** BEGIN Task data **

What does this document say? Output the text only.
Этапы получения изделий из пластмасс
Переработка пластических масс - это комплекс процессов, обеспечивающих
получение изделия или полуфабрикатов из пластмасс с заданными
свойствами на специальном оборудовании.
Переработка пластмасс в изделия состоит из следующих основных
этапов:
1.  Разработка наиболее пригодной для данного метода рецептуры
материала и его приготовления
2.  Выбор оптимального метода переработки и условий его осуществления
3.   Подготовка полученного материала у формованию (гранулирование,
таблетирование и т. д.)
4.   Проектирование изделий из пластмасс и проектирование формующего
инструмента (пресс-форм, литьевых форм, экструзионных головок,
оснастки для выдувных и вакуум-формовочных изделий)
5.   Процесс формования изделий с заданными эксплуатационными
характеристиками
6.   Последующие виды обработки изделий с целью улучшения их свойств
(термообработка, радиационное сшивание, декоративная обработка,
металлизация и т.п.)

** END Task data **

Given exercise: Copy every line of the listing that includes the string "метода".

Result of this exercise:
1.  Разработка наиболее пригодной для данного метода рецептуры
2.  Выбор оптимального метода переработки и условий его осуществления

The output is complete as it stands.